__Stored records__

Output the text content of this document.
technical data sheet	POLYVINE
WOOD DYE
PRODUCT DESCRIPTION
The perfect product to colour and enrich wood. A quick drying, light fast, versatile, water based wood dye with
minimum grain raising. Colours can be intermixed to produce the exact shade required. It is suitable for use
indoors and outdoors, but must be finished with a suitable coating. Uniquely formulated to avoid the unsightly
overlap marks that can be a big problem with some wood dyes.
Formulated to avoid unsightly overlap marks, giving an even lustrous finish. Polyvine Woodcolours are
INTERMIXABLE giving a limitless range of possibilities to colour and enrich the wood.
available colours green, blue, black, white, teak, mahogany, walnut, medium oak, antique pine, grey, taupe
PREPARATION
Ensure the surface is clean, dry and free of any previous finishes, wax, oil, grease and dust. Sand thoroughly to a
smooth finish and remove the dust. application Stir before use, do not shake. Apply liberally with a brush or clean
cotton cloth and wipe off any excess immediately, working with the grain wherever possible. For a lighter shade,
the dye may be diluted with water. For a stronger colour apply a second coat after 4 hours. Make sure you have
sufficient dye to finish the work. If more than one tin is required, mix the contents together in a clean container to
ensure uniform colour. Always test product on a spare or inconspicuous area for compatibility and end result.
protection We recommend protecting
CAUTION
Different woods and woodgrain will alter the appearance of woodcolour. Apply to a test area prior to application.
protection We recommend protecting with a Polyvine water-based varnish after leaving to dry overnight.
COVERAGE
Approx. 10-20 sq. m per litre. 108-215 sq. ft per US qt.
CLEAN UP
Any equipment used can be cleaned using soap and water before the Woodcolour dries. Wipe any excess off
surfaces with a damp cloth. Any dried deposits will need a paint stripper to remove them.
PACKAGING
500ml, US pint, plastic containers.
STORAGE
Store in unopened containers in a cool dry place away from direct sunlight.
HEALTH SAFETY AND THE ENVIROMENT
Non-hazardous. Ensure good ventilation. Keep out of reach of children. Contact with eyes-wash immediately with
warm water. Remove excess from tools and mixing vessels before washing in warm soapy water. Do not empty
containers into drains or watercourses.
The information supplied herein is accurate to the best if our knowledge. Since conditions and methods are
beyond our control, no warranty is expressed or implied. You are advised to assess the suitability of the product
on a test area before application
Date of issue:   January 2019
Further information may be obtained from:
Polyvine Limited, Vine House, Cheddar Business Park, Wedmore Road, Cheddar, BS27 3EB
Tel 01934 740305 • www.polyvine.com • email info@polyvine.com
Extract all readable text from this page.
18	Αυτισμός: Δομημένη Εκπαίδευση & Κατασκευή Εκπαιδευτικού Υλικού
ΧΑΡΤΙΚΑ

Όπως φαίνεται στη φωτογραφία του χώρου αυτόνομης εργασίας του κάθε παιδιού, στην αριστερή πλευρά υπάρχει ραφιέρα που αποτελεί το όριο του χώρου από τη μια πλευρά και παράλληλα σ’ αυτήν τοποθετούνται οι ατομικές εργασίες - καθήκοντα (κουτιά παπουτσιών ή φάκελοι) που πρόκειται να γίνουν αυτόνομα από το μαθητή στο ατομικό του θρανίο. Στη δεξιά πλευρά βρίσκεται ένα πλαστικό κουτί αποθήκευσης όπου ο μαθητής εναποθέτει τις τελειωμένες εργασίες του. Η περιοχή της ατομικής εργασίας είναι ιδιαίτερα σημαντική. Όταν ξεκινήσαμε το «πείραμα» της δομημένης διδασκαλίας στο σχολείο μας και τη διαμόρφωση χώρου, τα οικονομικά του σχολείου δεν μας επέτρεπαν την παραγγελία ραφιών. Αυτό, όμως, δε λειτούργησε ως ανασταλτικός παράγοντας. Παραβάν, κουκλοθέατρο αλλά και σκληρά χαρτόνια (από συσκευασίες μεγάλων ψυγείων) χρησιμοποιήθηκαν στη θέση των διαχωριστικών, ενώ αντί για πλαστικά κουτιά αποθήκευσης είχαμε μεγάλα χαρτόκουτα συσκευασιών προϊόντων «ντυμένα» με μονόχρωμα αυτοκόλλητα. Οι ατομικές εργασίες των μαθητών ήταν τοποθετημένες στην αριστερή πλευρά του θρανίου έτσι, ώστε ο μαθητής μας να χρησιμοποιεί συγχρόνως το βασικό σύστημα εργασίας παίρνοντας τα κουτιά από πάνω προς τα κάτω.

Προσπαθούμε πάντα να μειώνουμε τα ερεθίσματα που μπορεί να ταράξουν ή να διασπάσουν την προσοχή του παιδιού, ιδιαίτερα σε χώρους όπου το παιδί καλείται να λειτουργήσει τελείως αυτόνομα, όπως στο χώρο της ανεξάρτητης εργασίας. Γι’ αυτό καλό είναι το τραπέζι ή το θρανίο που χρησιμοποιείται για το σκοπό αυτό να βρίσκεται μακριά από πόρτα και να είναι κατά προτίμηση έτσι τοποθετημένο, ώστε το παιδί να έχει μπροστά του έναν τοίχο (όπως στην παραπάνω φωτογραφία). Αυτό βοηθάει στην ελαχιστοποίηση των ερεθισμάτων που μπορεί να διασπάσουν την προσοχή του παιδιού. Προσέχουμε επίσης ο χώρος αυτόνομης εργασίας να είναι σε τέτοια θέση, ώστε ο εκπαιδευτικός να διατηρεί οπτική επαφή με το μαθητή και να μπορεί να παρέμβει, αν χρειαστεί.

__Job__
From the entries, copy out each line containing the word "unsightly".

__Written solution__
indoors and outdoors, but must be finished with a suitable coating. Uniquely formulated to avoid the unsightly
Formulated to avoid unsightly overlap marks, giving an even lustrous finish. Polyvine Woodcolours are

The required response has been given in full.